> _ЗАДАНИЯ_:
a) Ответьте кратко на вопросы по отрывку о мифе и речи.
(i) Чем, согласно отрывку, является миф по отношению к Бытию?
(ii) Какой носитель культурного опыта группы может соприкоснуться со сферой Чуждого?
(iii) Где, по утверждению отрывка, возникает письмо?
b) Определите, сколько строк записей содержат слово «interactable», с учетом регистра. В ответе укажите только число.
━━ ПРЕДЛОЖЕННЫЙ ОТРЫВОК ━━
Присутствие в мифе есть такое синестезийное восприятие мира, где отсутствует зазор и дистанция между моим Я и моим Другим, и, напротив, сфера Чуждого удалена настолько, что только такой носитель культурного опыта группы как шаман может с ним соприкоснуться, поскольку пребывает на границе Бытия. Миф есть дом Бытия, есть его сказ.

Итак, миф есть речь. Но, как мы показали выше, речь, имеющая ряд существенных отличий от той речи, которая присуща современному человеку. Конечно нельзя отрицать очевидный факт, что в бесписьменных культурах точно также существуют так называемая обыденная речь и речь, которую я бы определил как «событийную». Она не может быть прочитана как текст в силу того, что точно также как и обыденная требует некоторого культурного опыта для понимания и истолкования сказанного. Внутри самой себя эта речь не может быть интерпретирована в силу непосредственной обращенности к не-индивидуальному опыту. Лишь письменная фиксация может спровоцировать появление некоторого сообщения, которое может быть прочитано и переведено человеком, не имеющим культурного опыта в рамках данной культуры. Таким образом, письмо возникает там, где Чуждое каким-то образом вторгается в плоть культуры. Там, где «Я» могу противопоставить себя опыту культуры. Каким образом это происходит, я попытаюсь показать дальше, но сначала мне хотелось бы рассмотреть оппозицию письма как «памяти культуры» и речи как «памяти присутствия».
━━━
━━ ИСХОДНЫЕ ЗАПИСИ ━━
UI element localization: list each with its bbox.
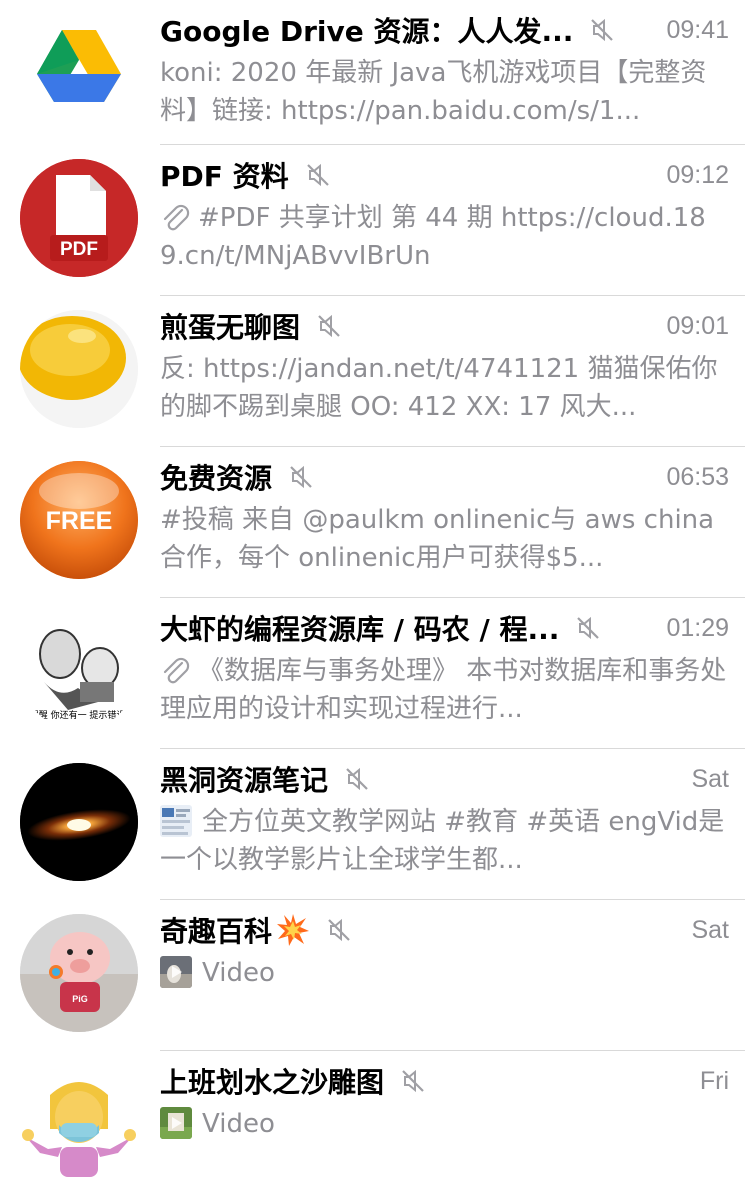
- chat-time: 01:29: [666, 613, 729, 642]
- meme-caption: 志快醒醒 你还有一 提示错误 起来: [20, 709, 138, 721]
- chat-row-body: 免费资源 06:53 #投稿 来自 @paulkm onlinenic与 aws…: [160, 455, 729, 598]
- title-line: 煎蛋无聊图 09:01: [160, 304, 729, 348]
- chat-title: 上班划水之沙雕图: [160, 1066, 385, 1099]
- video-thumbnail: [160, 956, 192, 988]
- chat-row-google-drive[interactable]: Google Drive 资源：人人发... 09:41 koni: 2020 …: [0, 0, 745, 145]
- chat-preview-text: 全方位英文教学网站 #教育 #英语 engVid是一个以教学影片让全球学生都..…: [160, 807, 725, 875]
- website-thumbnail: [160, 805, 192, 837]
- chat-preview-text: #PDF 共享计划 第 44 期 https://cloud.189.cn/t/…: [160, 203, 706, 271]
- galaxy: [20, 763, 138, 881]
- jandan-avatar: [20, 310, 138, 428]
- mute-icon: [328, 918, 350, 942]
- chat-preview: 《数据库与事务处理》 本书对数据库和事务处理应用的设计和实现过程进行...: [160, 652, 729, 728]
- mute-icon: [290, 465, 312, 489]
- chat-preview-text: koni: 2020 年最新 Java飞机游戏项目【完整资料】链接: https…: [160, 58, 707, 126]
- chat-title: 奇趣百科: [160, 915, 273, 948]
- collision-icon: [277, 914, 310, 946]
- chat-row-free[interactable]: FREE 免费资源 06:53 #投稿 来自 @paulkm onlinenic…: [0, 447, 745, 598]
- chat-row-body: 大虾的编程资源库 / 码农 / 程... 01:29 《数据库与事务处理》 本书…: [160, 606, 729, 749]
- chat-time: 09:41: [666, 15, 729, 44]
- chat-time: 09:01: [666, 311, 729, 340]
- chat-preview: Video: [160, 954, 729, 992]
- shrugging-woman-mask-emoji: [20, 1065, 138, 1183]
- chat-title: Google Drive 资源：人人发...: [160, 15, 574, 48]
- free-orange-button: FREE: [20, 461, 138, 579]
- mute-icon: [577, 616, 600, 640]
- chat-row-qiqu[interactable]: PiG 奇趣百科 Sat Video: [0, 900, 745, 1051]
- chat-row-body: PDF 资料 09:12 #PDF 共享计划 第 44 期 https://cl…: [160, 153, 729, 296]
- meme-faces: 志快醒醒 你还有一 提示错误 起来: [20, 612, 138, 730]
- pig-shirt-label: PiG: [72, 994, 88, 1004]
- google-drive-logo: [37, 30, 121, 102]
- title-line: 奇趣百科 Sat: [160, 908, 729, 952]
- chat-row-body: 黑洞资源笔记 Sat 全方位英文教学网站 #教育 #英语 engVid是一个以教…: [160, 757, 729, 900]
- fried-egg-yolk: [20, 310, 138, 428]
- mute-icon: [402, 1069, 424, 1093]
- chat-preview: 全方位英文教学网站 #教育 #英语 engVid是一个以教学影片让全球学生都..…: [160, 803, 729, 879]
- pdf-avatar: PDF: [20, 159, 138, 277]
- mute-icon: [306, 163, 329, 187]
- chat-preview-text: 反: https://jandan.net/t/4741121 猫猫保佑你的脚不…: [160, 354, 718, 422]
- chat-preview-text: #投稿 来自 @paulkm onlinenic与 aws china合作，每个…: [160, 505, 715, 573]
- chat-preview: Video: [160, 1105, 729, 1143]
- title-line: 上班划水之沙雕图 Fri: [160, 1059, 729, 1103]
- chat-title: PDF 资料: [160, 160, 289, 193]
- chat-row-body: 奇趣百科 Sat Video: [160, 908, 729, 1051]
- pig-cartoon: PiG: [20, 914, 138, 1032]
- pdf-logo: PDF: [20, 159, 138, 277]
- title-line: Google Drive 资源：人人发... 09:41: [160, 8, 729, 52]
- chat-preview: 反: https://jandan.net/t/4741121 猫猫保佑你的脚不…: [160, 350, 729, 426]
- shadiao-avatar: [20, 1065, 138, 1183]
- mute-icon: [318, 314, 340, 338]
- daxia-avatar: 志快醒醒 你还有一 提示错误 起来: [20, 612, 138, 730]
- chat-time: Sat: [691, 915, 729, 944]
- chat-title: 免费资源: [160, 462, 273, 495]
- chat-row-body: 上班划水之沙雕图 Fri Video: [160, 1059, 729, 1202]
- free-logo-label: FREE: [46, 507, 113, 535]
- chat-list: Google Drive 资源：人人发... 09:41 koni: 2020 …: [0, 0, 745, 1200]
- chat-preview: #投稿 来自 @paulkm onlinenic与 aws china合作，每个…: [160, 501, 729, 577]
- chat-row-pdf[interactable]: PDF PDF 资料 09:12 #PDF 共享计划 第 44 期 https:…: [0, 145, 745, 296]
- free-avatar: FREE: [20, 461, 138, 579]
- chat-time: Sat: [691, 764, 729, 793]
- paperclip-icon: [163, 204, 190, 231]
- chat-preview-text: 《数据库与事务处理》 本书对数据库和事务处理应用的设计和实现过程进行...: [160, 656, 727, 724]
- chat-row-jandan[interactable]: 煎蛋无聊图 09:01 反: https://jandan.net/t/4741…: [0, 296, 745, 447]
- chat-row-body: 煎蛋无聊图 09:01 反: https://jandan.net/t/4741…: [160, 304, 729, 447]
- chat-preview-text: Video: [202, 958, 275, 988]
- mute-icon: [591, 18, 614, 42]
- chat-title: 煎蛋无聊图: [160, 311, 301, 344]
- title-line: 免费资源 06:53: [160, 455, 729, 499]
- google-drive-avatar: [20, 10, 138, 128]
- chat-row-blackhole[interactable]: 黑洞资源笔记 Sat 全方位英文教学网站 #教育 #英语 engVid是一个以教…: [0, 749, 745, 900]
- qiqu-avatar: PiG: [20, 914, 138, 1032]
- pdf-logo-label: PDF: [60, 239, 98, 260]
- blackhole-avatar: [20, 763, 138, 881]
- chat-row-shadiao[interactable]: 上班划水之沙雕图 Fri Video: [0, 1051, 745, 1202]
- chat-title: 大虾的编程资源库 / 码农 / 程...: [160, 613, 560, 646]
- mute-icon: [346, 767, 368, 791]
- chat-time: Fri: [699, 1066, 729, 1095]
- title-line: 大虾的编程资源库 / 码农 / 程... 01:29: [160, 606, 729, 650]
- chat-preview: #PDF 共享计划 第 44 期 https://cloud.189.cn/t/…: [160, 199, 729, 275]
- title-line: 黑洞资源笔记 Sat: [160, 757, 729, 801]
- title-line: PDF 资料 09:12: [160, 153, 729, 197]
- chat-row-daxia[interactable]: 志快醒醒 你还有一 提示错误 起来 大虾的编程资源库 / 码农 / 程... 0…: [0, 598, 745, 749]
- video-thumbnail: [160, 1107, 192, 1139]
- paperclip-icon: [163, 657, 190, 684]
- chat-preview: koni: 2020 年最新 Java飞机游戏项目【完整资料】链接: https…: [160, 54, 729, 130]
- chat-title: 黑洞资源笔记: [160, 764, 329, 797]
- chat-preview-text: Video: [202, 1109, 275, 1139]
- chat-row-body: Google Drive 资源：人人发... 09:41 koni: 2020 …: [160, 8, 729, 145]
- chat-time: 06:53: [666, 462, 729, 491]
- chat-time: 09:12: [666, 160, 729, 189]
━━━
> _ОТВЕТЫ К ЗАДАНИЯМ_:
a)
(i) Миф есть дом Бытия, его сказ.
(ii) Шаман.
(iii) Там, где Чуждое каким-то образом вторгается в плоть культуры.

b) 8